* _What is required_
Return every line of the items below unchanged, leaving out the pictures.

═══

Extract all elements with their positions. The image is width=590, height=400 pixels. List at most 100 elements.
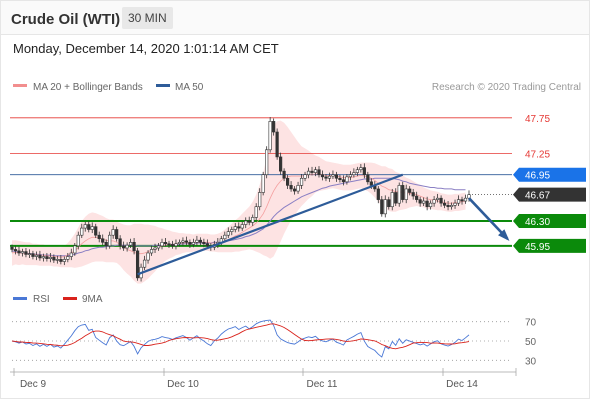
candle-body bbox=[268, 121, 272, 151]
candle-body bbox=[404, 188, 408, 200]
candle-body bbox=[285, 177, 290, 186]
candle-body bbox=[306, 170, 311, 176]
candle-body bbox=[408, 188, 412, 193]
candle-body bbox=[292, 188, 297, 192]
candle-body bbox=[317, 169, 321, 176]
candle-body bbox=[383, 199, 387, 215]
level-label-47.25: 47.25 bbox=[525, 149, 550, 160]
candle-body bbox=[52, 256, 56, 261]
rsi-line bbox=[11, 319, 470, 358]
candle-body bbox=[422, 200, 426, 204]
candle-body bbox=[149, 249, 154, 254]
candle-body bbox=[181, 240, 185, 243]
candle-body bbox=[90, 226, 94, 230]
candle-body bbox=[429, 202, 433, 208]
timestamp: Monday, December 14, 2020 1:01:14 AM CET bbox=[13, 41, 279, 56]
candle-body bbox=[94, 226, 98, 236]
candle-body bbox=[394, 192, 398, 204]
trendline bbox=[137, 173, 404, 276]
candle-body bbox=[163, 242, 168, 245]
candle-body bbox=[167, 243, 171, 246]
candle-body bbox=[41, 256, 45, 259]
candle-body bbox=[327, 175, 332, 179]
level-badge-46.67 bbox=[513, 187, 586, 202]
candle-body bbox=[432, 199, 436, 204]
candle-body bbox=[156, 245, 161, 249]
rsi-tick-label: 50 bbox=[525, 337, 537, 348]
candle-body bbox=[275, 131, 279, 158]
candle-body bbox=[160, 242, 164, 247]
candle-body bbox=[191, 242, 196, 245]
ma20-line bbox=[11, 173, 466, 258]
candle-body bbox=[240, 224, 244, 229]
candle-body bbox=[411, 192, 415, 197]
candle-body bbox=[331, 174, 335, 177]
candle-body bbox=[226, 231, 230, 236]
credit-text: Research © 2020 Trading Central bbox=[432, 82, 581, 93]
candle-body bbox=[380, 199, 384, 215]
candle-body bbox=[135, 250, 140, 279]
candle-body bbox=[362, 167, 366, 176]
candle-body bbox=[313, 169, 318, 173]
candle-body bbox=[390, 192, 394, 208]
level-badge-46.30 bbox=[513, 213, 586, 228]
candle-body bbox=[341, 179, 346, 183]
rsi-legend-swatch bbox=[13, 297, 27, 300]
candle-body bbox=[101, 238, 105, 243]
candle-body bbox=[387, 199, 391, 208]
candle-body bbox=[265, 149, 269, 176]
candle-body bbox=[425, 200, 429, 208]
candle-body bbox=[296, 185, 300, 192]
candle-body bbox=[251, 217, 255, 223]
candle-body bbox=[115, 229, 119, 240]
candle-body bbox=[111, 229, 115, 236]
candle-body bbox=[76, 234, 80, 247]
candle-body bbox=[230, 229, 234, 232]
candle-body bbox=[31, 253, 35, 257]
timeframe-button[interactable]: 30 MIN bbox=[122, 7, 173, 29]
forecast-arrow-head bbox=[498, 229, 510, 241]
candle-body bbox=[233, 226, 237, 230]
candle-body bbox=[463, 197, 468, 202]
candle-body bbox=[132, 242, 136, 252]
candle-body bbox=[184, 240, 189, 243]
candle-body bbox=[55, 259, 59, 261]
candle-body bbox=[198, 239, 202, 243]
ma50-line bbox=[11, 177, 466, 257]
candle-body bbox=[345, 176, 349, 183]
forecast-arrow bbox=[468, 197, 509, 240]
candle-body bbox=[10, 246, 14, 250]
candle-body bbox=[352, 172, 356, 176]
candle-body bbox=[303, 174, 307, 179]
rsi-ma-line bbox=[11, 323, 470, 350]
candle-body bbox=[244, 220, 248, 225]
candle-body bbox=[258, 192, 262, 208]
ma50-legend-swatch bbox=[156, 84, 170, 87]
candle-body bbox=[202, 242, 206, 245]
candle-body bbox=[27, 253, 32, 255]
candle-body bbox=[369, 181, 373, 186]
level-badge-text-45.95: 45.95 bbox=[525, 242, 550, 253]
rsi-tick-label: 30 bbox=[525, 356, 537, 367]
candle-body bbox=[282, 170, 286, 179]
candle-body bbox=[13, 249, 18, 252]
candle-body bbox=[366, 174, 370, 183]
candle-body bbox=[66, 256, 70, 260]
level-badge-text-46.67: 46.67 bbox=[525, 191, 550, 202]
candle-body bbox=[456, 199, 461, 204]
x-tick-label: Dec 9 bbox=[20, 379, 47, 390]
level-label-47.75: 47.75 bbox=[525, 114, 550, 125]
candle-body bbox=[237, 226, 241, 229]
level-badge-45.95 bbox=[513, 238, 586, 253]
ma20-legend-label: MA 20 + Bollinger Bands bbox=[33, 82, 143, 93]
candle-body bbox=[359, 167, 363, 171]
candle-body bbox=[376, 188, 380, 200]
ma9-legend-swatch bbox=[63, 297, 77, 300]
rsi-legend-label: RSI bbox=[33, 294, 50, 305]
candle-body bbox=[170, 244, 175, 247]
candle-body bbox=[122, 245, 126, 249]
candle-body bbox=[195, 239, 199, 243]
candle-body bbox=[247, 220, 251, 223]
candle-body bbox=[87, 224, 91, 230]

═══

* _Solution_
Extract all elements with their positions. The image is width=590, height=400 pixels. List at most 100 elements.
candle-body bbox=[268, 121, 272, 151]
candle-body bbox=[404, 188, 408, 200]
candle-body bbox=[285, 177, 290, 186]
candle-body bbox=[306, 170, 311, 176]
candle-body bbox=[408, 188, 412, 193]
candle-body bbox=[292, 188, 297, 192]
candle-body bbox=[317, 169, 321, 176]
candle-body bbox=[383, 199, 387, 215]
level-label-47.25: 47.25 bbox=[525, 149, 550, 160]
candle-body bbox=[52, 256, 56, 261]
rsi-line bbox=[11, 319, 470, 358]
candle-body bbox=[422, 200, 426, 204]
candle-body bbox=[149, 249, 154, 254]
candle-body bbox=[181, 240, 185, 243]
candle-body bbox=[90, 226, 94, 230]
candle-body bbox=[429, 202, 433, 208]
timestamp: Monday, December 14, 2020 1:01:14 AM CET bbox=[13, 41, 279, 56]
candle-body bbox=[94, 226, 98, 236]
candle-body bbox=[394, 192, 398, 204]
trendline bbox=[137, 173, 404, 276]
candle-body bbox=[163, 242, 168, 245]
candle-body bbox=[167, 243, 171, 246]
candle-body bbox=[41, 256, 45, 259]
candle-body bbox=[327, 175, 332, 179]
level-badge-46.67 bbox=[513, 187, 586, 202]
candle-body bbox=[432, 199, 436, 204]
candle-body bbox=[156, 245, 161, 249]
rsi-tick-label: 50 bbox=[525, 337, 537, 348]
candle-body bbox=[275, 131, 279, 158]
candle-body bbox=[160, 242, 164, 247]
candle-body bbox=[191, 242, 196, 245]
ma20-line bbox=[11, 173, 466, 258]
candle-body bbox=[240, 224, 244, 229]
candle-body bbox=[411, 192, 415, 197]
candle-body bbox=[331, 174, 335, 177]
candle-body bbox=[226, 231, 230, 236]
credit-text: Research © 2020 Trading Central bbox=[432, 82, 581, 93]
candle-body bbox=[380, 199, 384, 215]
candle-body bbox=[135, 250, 140, 279]
candle-body bbox=[362, 167, 366, 176]
candle-body bbox=[313, 169, 318, 173]
candle-body bbox=[390, 192, 394, 208]
level-badge-46.30 bbox=[513, 213, 586, 228]
candle-body bbox=[341, 179, 346, 183]
rsi-legend-swatch bbox=[13, 297, 27, 300]
candle-body bbox=[101, 238, 105, 243]
candle-body bbox=[387, 199, 391, 208]
candle-body bbox=[265, 149, 269, 176]
candle-body bbox=[425, 200, 429, 208]
candle-body bbox=[296, 185, 300, 192]
candle-body bbox=[251, 217, 255, 223]
candle-body bbox=[115, 229, 119, 240]
candle-body bbox=[111, 229, 115, 236]
candle-body bbox=[76, 234, 80, 247]
candle-body bbox=[230, 229, 234, 232]
candle-body bbox=[31, 253, 35, 257]
timeframe-button[interactable]: 30 MIN bbox=[122, 7, 173, 29]
forecast-arrow-head bbox=[498, 229, 510, 241]
candle-body bbox=[233, 226, 237, 230]
candle-body bbox=[463, 197, 468, 202]
candle-body bbox=[132, 242, 136, 252]
candle-body bbox=[184, 240, 189, 243]
candle-body bbox=[55, 259, 59, 261]
candle-body bbox=[198, 239, 202, 243]
ma50-line bbox=[11, 177, 466, 257]
candle-body bbox=[345, 176, 349, 183]
forecast-arrow bbox=[468, 197, 509, 240]
candle-body bbox=[10, 246, 14, 250]
candle-body bbox=[352, 172, 356, 176]
candle-body bbox=[303, 174, 307, 179]
rsi-ma-line bbox=[11, 323, 470, 350]
candle-body bbox=[244, 220, 248, 225]
candle-body bbox=[258, 192, 262, 208]
ma50-legend-swatch bbox=[156, 84, 170, 87]
candle-body bbox=[202, 242, 206, 245]
candle-body bbox=[27, 253, 32, 255]
candle-body bbox=[369, 181, 373, 186]
level-badge-text-45.95: 45.95 bbox=[525, 242, 550, 253]
rsi-tick-label: 30 bbox=[525, 356, 537, 367]
candle-body bbox=[282, 170, 286, 179]
candle-body bbox=[13, 249, 18, 252]
candle-body bbox=[366, 174, 370, 183]
candle-body bbox=[66, 256, 70, 260]
level-badge-text-46.67: 46.67 bbox=[525, 191, 550, 202]
candle-body bbox=[456, 199, 461, 204]
x-tick-label: Dec 9 bbox=[20, 379, 47, 390]
level-label-47.75: 47.75 bbox=[525, 114, 550, 125]
candle-body bbox=[237, 226, 241, 229]
level-badge-45.95 bbox=[513, 238, 586, 253]
ma20-legend-label: MA 20 + Bollinger Bands bbox=[33, 82, 143, 93]
candle-body bbox=[359, 167, 363, 171]
candle-body bbox=[376, 188, 380, 200]
ma9-legend-swatch bbox=[63, 297, 77, 300]
rsi-legend-label: RSI bbox=[33, 294, 50, 305]
candle-body bbox=[170, 244, 175, 247]
candle-body bbox=[122, 245, 126, 249]
candle-body bbox=[195, 239, 199, 243]
candle-body bbox=[247, 220, 251, 223]
candle-body bbox=[87, 224, 91, 230]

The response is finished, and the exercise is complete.